**Extracted information**
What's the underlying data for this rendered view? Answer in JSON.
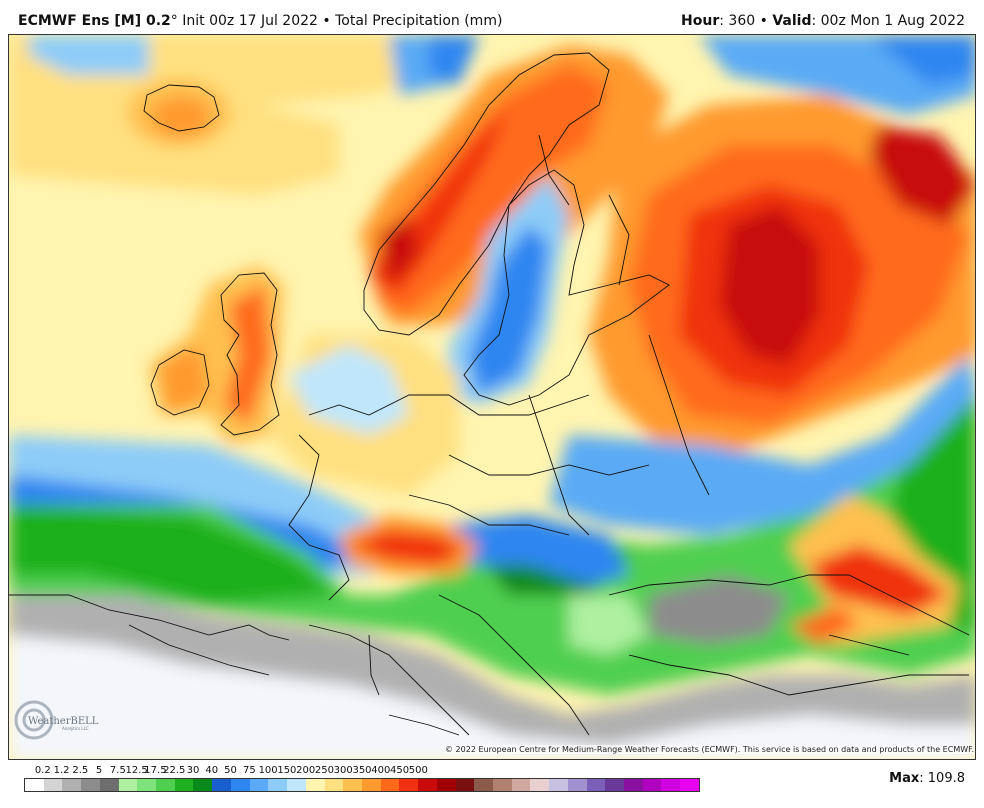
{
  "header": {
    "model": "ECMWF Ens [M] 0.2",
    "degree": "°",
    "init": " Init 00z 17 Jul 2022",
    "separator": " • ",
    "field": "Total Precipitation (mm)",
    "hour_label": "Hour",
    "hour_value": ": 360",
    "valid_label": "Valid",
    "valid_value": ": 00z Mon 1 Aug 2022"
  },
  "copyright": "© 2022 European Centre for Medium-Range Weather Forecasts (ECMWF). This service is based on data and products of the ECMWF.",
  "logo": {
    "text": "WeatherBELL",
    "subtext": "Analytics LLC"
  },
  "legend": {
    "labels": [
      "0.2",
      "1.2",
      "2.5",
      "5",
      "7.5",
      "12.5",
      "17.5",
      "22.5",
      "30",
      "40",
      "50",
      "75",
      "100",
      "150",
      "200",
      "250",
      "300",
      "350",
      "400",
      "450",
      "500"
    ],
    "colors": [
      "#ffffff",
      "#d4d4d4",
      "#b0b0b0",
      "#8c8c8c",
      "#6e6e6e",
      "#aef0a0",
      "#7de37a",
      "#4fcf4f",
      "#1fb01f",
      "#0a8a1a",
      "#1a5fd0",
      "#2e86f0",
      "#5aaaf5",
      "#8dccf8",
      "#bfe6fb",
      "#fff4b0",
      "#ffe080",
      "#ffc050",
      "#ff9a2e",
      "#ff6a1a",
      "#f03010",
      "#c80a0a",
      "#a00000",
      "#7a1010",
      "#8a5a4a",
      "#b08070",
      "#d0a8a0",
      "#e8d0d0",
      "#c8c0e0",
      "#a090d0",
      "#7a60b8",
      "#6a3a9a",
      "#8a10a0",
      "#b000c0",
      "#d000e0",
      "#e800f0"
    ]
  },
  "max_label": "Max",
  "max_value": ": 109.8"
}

**Required task**
Quote the data above in full and without alteration; skip the pictures.

**Exercise response**
What's the underlying data for this rendered view? Answer in JSON.
{
  "header": {
    "model": "ECMWF Ens [M] 0.2",
    "degree": "°",
    "init": " Init 00z 17 Jul 2022",
    "separator": " • ",
    "field": "Total Precipitation (mm)",
    "hour_label": "Hour",
    "hour_value": ": 360",
    "valid_label": "Valid",
    "valid_value": ": 00z Mon 1 Aug 2022"
  },
  "copyright": "© 2022 European Centre for Medium-Range Weather Forecasts (ECMWF). This service is based on data and products of the ECMWF.",
  "logo": {
    "text": "WeatherBELL",
    "subtext": "Analytics LLC"
  },
  "legend": {
    "labels": [
      "0.2",
      "1.2",
      "2.5",
      "5",
      "7.5",
      "12.5",
      "17.5",
      "22.5",
      "30",
      "40",
      "50",
      "75",
      "100",
      "150",
      "200",
      "250",
      "300",
      "350",
      "400",
      "450",
      "500"
    ],
    "colors": [
      "#ffffff",
      "#d4d4d4",
      "#b0b0b0",
      "#8c8c8c",
      "#6e6e6e",
      "#aef0a0",
      "#7de37a",
      "#4fcf4f",
      "#1fb01f",
      "#0a8a1a",
      "#1a5fd0",
      "#2e86f0",
      "#5aaaf5",
      "#8dccf8",
      "#bfe6fb",
      "#fff4b0",
      "#ffe080",
      "#ffc050",
      "#ff9a2e",
      "#ff6a1a",
      "#f03010",
      "#c80a0a",
      "#a00000",
      "#7a1010",
      "#8a5a4a",
      "#b08070",
      "#d0a8a0",
      "#e8d0d0",
      "#c8c0e0",
      "#a090d0",
      "#7a60b8",
      "#6a3a9a",
      "#8a10a0",
      "#b000c0",
      "#d000e0",
      "#e800f0"
    ]
  },
  "max_label": "Max",
  "max_value": ": 109.8"
}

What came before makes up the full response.